--- The problem ---
Find and return each line containing "hebdomadaires".

[Figure collection entries]
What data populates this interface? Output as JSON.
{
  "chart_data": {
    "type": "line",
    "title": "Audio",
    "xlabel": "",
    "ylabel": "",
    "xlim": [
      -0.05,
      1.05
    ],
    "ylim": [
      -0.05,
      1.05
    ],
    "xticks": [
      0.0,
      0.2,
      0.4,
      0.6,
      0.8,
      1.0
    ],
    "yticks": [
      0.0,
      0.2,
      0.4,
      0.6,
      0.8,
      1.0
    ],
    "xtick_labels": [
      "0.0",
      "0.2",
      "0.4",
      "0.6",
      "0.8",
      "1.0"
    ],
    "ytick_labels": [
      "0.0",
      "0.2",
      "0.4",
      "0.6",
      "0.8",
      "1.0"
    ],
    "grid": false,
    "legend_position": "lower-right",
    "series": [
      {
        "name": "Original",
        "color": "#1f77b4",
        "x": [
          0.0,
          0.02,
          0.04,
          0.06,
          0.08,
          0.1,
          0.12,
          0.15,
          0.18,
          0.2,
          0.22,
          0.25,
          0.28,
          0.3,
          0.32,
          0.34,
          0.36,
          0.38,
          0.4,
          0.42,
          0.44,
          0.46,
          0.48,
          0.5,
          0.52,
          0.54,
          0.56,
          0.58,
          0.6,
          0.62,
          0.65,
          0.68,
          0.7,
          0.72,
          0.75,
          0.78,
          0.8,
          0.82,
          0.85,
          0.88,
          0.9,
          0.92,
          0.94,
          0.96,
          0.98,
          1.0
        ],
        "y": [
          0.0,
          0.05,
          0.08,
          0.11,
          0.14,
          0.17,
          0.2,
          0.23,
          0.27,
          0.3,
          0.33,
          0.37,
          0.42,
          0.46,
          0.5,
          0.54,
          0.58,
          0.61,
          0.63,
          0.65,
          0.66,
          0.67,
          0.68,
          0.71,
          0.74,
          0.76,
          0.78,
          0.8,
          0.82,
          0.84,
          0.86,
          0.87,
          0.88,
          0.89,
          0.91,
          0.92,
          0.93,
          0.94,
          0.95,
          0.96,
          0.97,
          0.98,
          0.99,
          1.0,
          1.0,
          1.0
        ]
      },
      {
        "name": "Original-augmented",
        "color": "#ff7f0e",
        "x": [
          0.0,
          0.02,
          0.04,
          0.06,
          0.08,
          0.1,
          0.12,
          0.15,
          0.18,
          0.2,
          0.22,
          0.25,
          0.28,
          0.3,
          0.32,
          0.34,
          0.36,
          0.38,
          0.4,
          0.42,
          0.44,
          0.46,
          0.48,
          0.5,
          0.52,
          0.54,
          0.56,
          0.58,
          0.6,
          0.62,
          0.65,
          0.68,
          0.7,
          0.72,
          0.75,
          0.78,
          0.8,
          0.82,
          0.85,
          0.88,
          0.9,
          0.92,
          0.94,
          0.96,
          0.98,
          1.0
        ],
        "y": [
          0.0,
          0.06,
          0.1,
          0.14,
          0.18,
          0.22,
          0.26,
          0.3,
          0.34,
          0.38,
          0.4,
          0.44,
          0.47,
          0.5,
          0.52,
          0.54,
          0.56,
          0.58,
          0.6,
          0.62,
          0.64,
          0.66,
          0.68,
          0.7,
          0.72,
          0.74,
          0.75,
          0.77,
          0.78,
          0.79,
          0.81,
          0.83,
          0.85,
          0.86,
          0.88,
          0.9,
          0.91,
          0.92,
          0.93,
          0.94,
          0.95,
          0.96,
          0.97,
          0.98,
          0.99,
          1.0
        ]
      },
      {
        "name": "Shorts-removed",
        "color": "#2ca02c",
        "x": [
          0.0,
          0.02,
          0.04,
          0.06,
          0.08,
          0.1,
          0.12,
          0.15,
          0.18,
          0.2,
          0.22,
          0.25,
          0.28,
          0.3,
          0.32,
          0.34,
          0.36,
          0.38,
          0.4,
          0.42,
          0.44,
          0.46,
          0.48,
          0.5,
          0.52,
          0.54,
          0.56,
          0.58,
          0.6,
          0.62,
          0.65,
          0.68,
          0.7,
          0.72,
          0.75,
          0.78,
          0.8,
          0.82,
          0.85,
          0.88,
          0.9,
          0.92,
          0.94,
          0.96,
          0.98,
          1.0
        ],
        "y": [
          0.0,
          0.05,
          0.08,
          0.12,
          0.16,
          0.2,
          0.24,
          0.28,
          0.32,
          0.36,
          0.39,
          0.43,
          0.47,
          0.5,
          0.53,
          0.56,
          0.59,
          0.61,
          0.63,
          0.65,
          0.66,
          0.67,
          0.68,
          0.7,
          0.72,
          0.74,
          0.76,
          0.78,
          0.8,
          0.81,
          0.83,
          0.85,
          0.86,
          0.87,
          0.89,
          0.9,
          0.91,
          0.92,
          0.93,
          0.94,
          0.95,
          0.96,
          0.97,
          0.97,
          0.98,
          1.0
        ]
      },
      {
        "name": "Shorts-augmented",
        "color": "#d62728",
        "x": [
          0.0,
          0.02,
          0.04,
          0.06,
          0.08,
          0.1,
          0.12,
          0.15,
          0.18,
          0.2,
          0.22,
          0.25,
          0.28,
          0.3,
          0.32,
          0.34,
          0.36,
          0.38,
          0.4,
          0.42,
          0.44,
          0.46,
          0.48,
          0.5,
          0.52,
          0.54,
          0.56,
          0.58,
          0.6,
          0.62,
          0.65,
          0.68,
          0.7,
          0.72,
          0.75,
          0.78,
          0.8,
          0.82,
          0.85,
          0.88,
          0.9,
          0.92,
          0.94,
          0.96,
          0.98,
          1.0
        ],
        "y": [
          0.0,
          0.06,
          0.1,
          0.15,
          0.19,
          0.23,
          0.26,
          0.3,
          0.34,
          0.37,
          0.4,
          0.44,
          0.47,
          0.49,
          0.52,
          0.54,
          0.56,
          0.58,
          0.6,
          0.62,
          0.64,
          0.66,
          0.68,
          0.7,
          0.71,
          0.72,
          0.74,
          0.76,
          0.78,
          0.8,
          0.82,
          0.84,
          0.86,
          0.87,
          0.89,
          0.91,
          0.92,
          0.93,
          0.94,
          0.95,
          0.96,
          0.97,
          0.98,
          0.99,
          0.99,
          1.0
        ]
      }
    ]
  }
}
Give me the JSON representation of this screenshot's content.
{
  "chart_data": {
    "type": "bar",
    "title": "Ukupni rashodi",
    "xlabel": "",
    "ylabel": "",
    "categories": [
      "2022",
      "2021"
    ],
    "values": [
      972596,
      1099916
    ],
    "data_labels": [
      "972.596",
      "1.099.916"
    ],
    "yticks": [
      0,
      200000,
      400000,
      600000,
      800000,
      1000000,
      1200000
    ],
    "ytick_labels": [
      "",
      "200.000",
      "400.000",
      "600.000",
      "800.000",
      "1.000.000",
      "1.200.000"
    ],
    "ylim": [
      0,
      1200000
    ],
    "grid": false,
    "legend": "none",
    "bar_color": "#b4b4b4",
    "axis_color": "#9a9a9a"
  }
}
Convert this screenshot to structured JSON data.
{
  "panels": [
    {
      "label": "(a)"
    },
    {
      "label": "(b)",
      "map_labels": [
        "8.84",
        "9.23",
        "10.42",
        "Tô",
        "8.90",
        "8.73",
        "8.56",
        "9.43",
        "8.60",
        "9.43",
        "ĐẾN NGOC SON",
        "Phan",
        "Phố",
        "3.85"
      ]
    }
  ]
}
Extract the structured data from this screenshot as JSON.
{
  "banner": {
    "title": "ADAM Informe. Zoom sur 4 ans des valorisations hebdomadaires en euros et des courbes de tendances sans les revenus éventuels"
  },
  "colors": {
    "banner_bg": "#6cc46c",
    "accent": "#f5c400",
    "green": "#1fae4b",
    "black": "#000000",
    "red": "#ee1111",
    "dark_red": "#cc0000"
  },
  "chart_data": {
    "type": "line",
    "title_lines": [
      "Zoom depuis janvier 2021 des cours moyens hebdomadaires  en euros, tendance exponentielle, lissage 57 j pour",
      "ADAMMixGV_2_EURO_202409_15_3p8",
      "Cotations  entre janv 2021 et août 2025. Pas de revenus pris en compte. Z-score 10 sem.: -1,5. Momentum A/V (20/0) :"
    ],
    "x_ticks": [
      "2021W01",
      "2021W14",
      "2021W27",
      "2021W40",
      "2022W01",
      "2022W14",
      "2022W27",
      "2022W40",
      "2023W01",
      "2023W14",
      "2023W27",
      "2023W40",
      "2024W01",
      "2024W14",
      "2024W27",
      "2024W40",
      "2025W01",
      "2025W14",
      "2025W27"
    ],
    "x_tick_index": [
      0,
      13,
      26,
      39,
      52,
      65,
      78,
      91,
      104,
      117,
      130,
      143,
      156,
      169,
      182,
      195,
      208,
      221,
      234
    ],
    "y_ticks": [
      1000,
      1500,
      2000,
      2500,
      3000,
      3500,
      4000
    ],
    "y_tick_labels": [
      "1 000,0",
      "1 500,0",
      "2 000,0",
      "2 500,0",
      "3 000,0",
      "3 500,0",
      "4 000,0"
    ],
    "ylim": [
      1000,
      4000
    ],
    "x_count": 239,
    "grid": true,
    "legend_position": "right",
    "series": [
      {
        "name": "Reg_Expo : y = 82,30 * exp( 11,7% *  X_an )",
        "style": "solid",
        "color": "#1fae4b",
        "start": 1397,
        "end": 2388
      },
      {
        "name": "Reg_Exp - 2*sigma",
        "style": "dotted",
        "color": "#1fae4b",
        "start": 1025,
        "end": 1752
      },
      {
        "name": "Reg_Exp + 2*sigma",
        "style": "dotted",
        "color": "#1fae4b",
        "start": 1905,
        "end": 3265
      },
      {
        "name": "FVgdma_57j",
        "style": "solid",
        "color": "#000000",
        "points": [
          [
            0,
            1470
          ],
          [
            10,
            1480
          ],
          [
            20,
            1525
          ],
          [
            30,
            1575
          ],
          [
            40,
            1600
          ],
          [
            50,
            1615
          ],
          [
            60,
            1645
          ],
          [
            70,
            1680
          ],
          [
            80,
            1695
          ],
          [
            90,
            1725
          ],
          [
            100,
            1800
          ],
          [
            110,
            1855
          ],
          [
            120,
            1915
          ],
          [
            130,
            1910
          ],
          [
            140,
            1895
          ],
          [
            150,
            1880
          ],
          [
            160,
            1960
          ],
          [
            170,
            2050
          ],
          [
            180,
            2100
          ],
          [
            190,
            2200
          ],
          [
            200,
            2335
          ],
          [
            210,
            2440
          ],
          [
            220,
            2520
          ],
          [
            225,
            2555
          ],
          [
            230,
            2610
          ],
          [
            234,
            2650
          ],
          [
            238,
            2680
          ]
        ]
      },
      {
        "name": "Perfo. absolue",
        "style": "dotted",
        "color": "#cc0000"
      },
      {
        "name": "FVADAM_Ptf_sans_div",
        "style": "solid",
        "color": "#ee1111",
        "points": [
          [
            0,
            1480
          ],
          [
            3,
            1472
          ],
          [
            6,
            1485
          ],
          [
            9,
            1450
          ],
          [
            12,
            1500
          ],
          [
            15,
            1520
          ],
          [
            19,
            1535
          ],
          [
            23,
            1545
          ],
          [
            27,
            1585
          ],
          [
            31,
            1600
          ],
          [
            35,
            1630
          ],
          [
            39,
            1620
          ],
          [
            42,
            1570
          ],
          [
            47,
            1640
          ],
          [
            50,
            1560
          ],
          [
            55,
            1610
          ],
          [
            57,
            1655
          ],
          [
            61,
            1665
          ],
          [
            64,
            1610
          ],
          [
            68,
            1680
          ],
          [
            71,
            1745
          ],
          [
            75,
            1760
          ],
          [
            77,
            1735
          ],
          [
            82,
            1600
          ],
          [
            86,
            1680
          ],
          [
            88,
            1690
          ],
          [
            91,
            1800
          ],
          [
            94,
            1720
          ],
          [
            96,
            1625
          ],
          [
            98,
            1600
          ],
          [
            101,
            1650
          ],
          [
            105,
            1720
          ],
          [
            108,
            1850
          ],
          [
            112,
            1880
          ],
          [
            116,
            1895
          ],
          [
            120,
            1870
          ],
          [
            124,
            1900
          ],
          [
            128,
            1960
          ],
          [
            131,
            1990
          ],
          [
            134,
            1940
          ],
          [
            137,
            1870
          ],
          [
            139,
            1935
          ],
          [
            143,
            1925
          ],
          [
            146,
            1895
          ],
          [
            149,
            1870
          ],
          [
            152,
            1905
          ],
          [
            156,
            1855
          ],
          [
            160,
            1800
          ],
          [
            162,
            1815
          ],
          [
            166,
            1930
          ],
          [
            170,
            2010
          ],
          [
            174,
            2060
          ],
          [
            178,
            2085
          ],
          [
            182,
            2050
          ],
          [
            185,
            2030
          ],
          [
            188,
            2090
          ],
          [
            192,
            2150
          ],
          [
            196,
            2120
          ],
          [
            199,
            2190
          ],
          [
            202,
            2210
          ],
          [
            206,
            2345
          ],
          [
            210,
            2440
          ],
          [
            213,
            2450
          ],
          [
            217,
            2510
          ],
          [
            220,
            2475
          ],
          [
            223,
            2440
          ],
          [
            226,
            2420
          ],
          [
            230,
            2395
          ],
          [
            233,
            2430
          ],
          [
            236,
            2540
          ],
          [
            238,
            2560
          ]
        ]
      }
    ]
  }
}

--- Exercise output ---
    "title": "ADAM Informe. Zoom sur 4 ans des valorisations hebdomadaires en euros et des courbes de tendances sans les revenus éventuels"
      "Zoom depuis janvier 2021 des cours moyens hebdomadaires  en euros, tendance exponentielle, lissage 57 j pour",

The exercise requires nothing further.